Stated task ->
Copy out each line below that has the word "content" in it.

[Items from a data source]
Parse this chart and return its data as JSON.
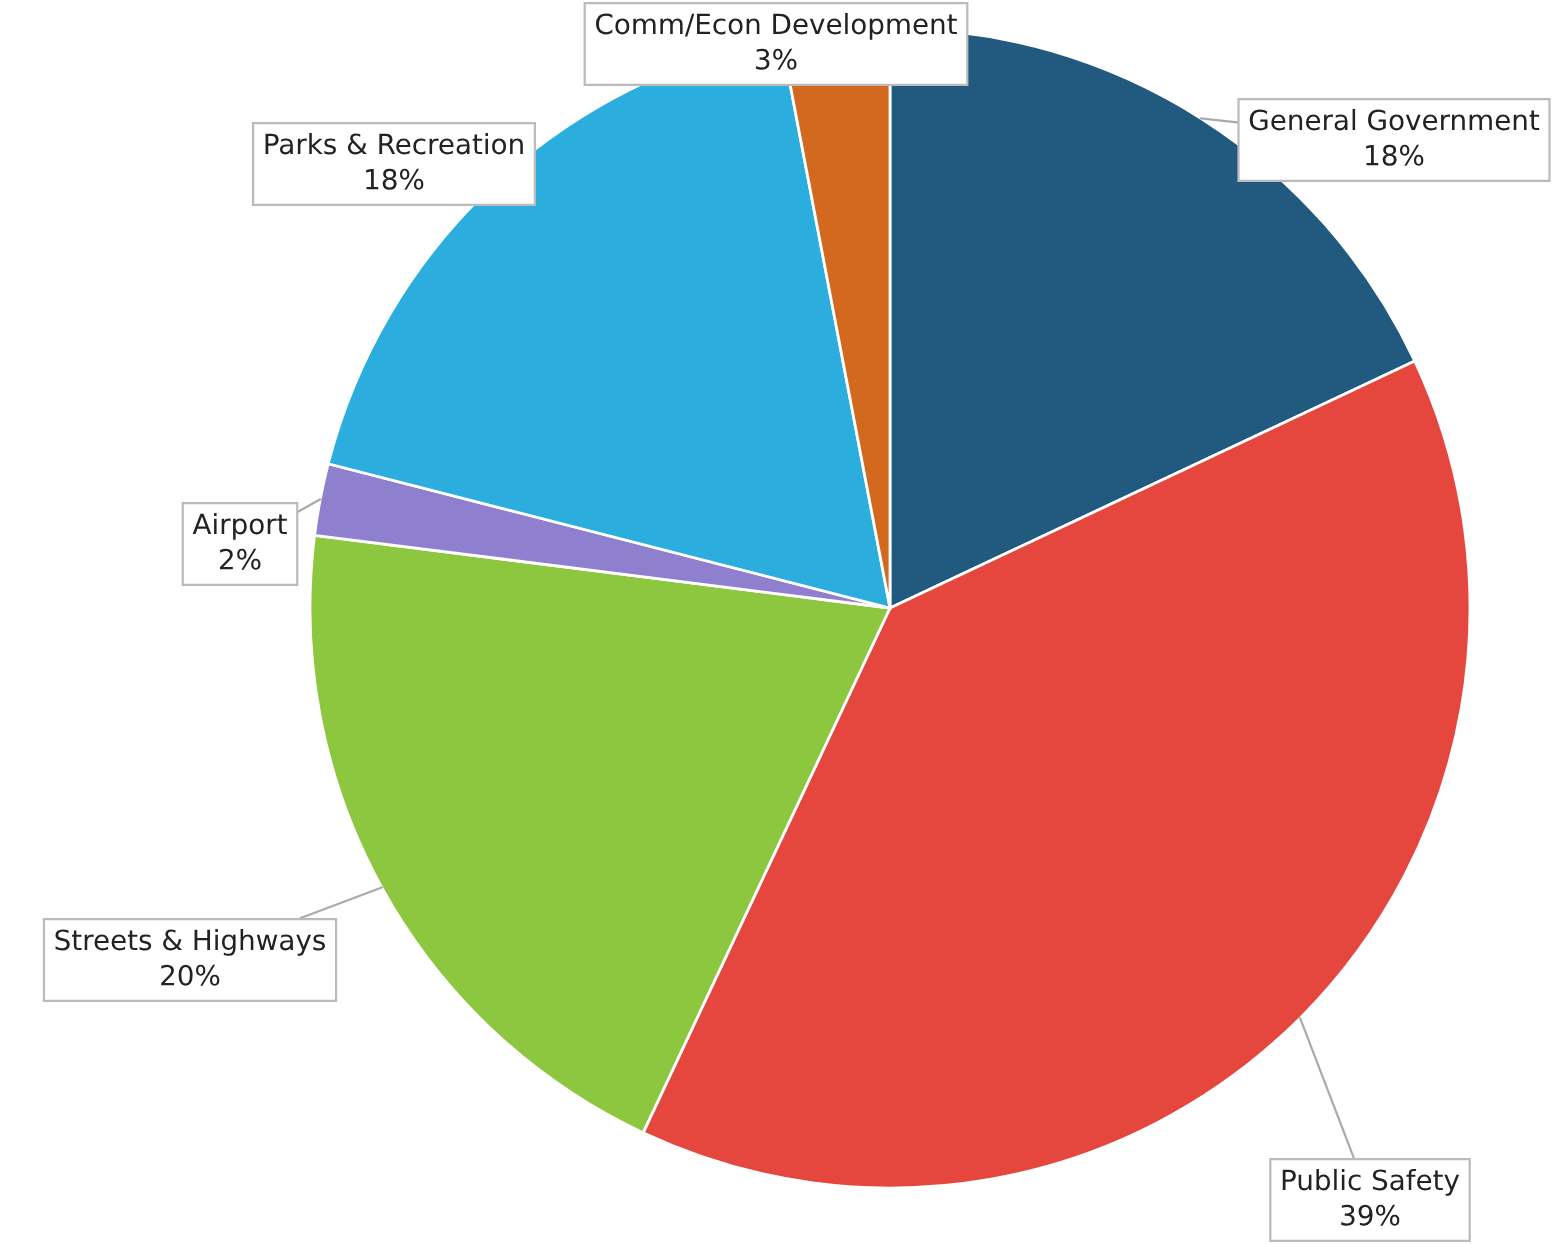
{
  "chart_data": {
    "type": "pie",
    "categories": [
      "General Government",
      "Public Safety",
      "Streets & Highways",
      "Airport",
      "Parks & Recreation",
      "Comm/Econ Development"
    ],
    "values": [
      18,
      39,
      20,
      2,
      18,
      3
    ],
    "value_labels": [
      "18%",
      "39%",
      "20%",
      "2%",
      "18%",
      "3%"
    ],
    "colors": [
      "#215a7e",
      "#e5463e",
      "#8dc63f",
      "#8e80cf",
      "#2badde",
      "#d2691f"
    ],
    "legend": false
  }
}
--
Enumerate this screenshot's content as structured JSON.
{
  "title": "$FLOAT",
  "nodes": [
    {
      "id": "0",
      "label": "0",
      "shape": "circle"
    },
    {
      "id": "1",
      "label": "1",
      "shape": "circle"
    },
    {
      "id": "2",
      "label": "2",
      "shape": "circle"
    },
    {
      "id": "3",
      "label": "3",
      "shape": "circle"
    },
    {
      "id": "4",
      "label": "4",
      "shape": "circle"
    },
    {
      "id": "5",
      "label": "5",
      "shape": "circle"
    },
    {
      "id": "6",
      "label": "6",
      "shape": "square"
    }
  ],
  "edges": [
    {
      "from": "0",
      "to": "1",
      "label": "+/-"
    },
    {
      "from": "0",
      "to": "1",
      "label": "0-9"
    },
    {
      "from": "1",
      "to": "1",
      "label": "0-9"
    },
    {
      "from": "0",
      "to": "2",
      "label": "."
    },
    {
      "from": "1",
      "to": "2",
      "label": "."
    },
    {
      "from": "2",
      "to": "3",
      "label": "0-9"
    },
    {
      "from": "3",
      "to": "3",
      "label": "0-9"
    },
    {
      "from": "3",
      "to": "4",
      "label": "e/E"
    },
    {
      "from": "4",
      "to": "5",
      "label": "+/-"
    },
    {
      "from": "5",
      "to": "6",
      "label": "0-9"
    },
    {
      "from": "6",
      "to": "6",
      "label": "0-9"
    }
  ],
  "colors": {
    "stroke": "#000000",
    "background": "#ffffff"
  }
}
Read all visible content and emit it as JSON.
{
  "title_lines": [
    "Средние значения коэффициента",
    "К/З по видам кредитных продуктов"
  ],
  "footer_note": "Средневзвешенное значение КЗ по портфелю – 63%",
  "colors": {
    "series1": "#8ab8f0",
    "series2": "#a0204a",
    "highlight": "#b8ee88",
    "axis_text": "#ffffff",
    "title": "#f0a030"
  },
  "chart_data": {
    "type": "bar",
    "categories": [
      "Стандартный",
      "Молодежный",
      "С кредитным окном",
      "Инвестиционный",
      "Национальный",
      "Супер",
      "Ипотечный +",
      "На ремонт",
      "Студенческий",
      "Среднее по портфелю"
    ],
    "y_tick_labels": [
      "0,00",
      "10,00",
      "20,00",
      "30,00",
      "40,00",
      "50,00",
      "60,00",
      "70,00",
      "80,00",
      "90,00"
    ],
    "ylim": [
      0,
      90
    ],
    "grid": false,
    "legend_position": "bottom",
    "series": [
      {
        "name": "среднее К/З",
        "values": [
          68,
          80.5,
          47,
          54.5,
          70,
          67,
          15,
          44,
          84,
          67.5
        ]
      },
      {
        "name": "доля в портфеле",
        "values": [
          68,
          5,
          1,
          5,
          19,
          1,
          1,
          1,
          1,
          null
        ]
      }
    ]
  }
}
---
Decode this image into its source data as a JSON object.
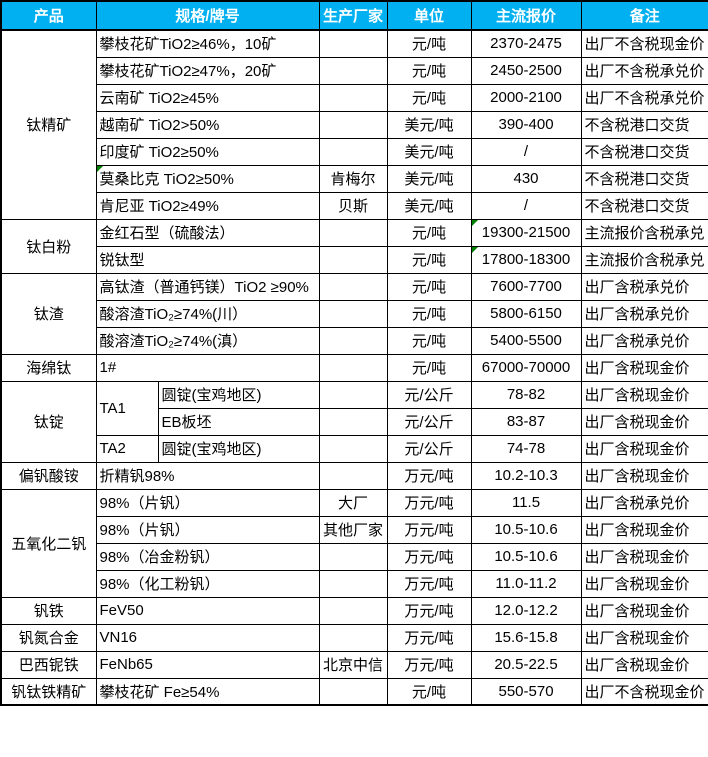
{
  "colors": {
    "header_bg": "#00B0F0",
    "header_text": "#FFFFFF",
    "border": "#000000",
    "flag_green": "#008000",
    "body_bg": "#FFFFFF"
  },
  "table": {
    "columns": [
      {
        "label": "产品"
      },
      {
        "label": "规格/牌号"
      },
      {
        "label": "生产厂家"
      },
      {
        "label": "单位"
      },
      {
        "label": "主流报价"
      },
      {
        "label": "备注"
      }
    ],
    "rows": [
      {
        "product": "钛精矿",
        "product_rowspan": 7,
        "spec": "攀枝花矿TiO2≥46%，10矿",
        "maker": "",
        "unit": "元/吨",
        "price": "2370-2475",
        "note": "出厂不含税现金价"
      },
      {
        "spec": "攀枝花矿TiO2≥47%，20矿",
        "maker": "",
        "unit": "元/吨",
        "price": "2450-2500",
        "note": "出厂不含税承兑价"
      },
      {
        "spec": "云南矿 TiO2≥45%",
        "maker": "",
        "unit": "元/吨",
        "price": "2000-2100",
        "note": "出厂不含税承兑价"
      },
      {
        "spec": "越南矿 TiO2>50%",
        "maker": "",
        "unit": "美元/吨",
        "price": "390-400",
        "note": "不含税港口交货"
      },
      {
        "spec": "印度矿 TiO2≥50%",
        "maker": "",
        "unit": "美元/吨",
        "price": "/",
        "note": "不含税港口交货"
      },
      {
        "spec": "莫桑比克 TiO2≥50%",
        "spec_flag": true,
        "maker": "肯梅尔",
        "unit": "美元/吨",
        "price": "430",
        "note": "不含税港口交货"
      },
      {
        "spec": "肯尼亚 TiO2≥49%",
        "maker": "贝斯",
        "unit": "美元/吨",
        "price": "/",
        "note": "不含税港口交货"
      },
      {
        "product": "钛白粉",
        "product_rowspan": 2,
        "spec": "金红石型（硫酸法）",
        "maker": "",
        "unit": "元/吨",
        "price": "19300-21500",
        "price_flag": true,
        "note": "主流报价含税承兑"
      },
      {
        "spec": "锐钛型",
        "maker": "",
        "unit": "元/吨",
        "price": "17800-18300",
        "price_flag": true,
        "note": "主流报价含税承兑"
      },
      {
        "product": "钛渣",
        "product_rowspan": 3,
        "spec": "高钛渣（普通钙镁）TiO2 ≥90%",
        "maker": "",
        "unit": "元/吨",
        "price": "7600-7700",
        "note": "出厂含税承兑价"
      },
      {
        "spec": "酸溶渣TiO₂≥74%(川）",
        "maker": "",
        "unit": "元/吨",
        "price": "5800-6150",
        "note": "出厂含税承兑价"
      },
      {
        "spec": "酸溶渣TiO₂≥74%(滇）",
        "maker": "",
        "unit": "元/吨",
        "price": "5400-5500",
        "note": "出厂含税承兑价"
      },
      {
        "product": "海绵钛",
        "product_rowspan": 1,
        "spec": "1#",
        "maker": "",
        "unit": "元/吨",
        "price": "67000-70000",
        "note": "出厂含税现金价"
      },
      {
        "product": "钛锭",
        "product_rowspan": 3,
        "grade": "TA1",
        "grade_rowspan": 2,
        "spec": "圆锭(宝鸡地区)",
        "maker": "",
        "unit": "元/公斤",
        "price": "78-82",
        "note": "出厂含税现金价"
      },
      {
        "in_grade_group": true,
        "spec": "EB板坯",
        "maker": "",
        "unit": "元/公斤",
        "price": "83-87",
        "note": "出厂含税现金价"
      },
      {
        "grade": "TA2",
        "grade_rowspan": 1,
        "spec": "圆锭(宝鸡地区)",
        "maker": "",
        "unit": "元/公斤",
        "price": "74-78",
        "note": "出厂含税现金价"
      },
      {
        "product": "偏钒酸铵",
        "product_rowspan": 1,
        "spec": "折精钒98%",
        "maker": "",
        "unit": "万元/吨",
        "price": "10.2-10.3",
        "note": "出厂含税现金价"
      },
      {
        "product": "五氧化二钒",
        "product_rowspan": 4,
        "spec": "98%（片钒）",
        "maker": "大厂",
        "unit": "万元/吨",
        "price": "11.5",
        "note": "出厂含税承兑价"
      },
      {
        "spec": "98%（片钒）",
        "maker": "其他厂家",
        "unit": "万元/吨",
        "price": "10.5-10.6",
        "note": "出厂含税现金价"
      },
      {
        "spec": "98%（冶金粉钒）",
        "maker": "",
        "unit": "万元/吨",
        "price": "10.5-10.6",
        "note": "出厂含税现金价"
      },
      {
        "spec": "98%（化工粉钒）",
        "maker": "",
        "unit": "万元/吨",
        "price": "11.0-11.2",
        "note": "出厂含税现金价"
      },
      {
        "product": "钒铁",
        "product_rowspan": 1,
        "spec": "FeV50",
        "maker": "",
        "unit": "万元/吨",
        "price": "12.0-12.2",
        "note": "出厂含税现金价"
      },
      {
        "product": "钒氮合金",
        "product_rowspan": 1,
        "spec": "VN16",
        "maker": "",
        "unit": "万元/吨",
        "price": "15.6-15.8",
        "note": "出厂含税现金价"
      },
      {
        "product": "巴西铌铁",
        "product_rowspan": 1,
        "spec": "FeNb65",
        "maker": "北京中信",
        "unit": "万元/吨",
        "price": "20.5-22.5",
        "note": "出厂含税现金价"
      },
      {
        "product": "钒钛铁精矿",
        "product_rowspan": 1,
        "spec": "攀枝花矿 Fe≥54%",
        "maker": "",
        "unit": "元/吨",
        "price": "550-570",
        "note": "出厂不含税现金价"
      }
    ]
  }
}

Response to this task ->
Enumerate this screenshot's content as structured JSON.
Read all visible content and emit it as JSON.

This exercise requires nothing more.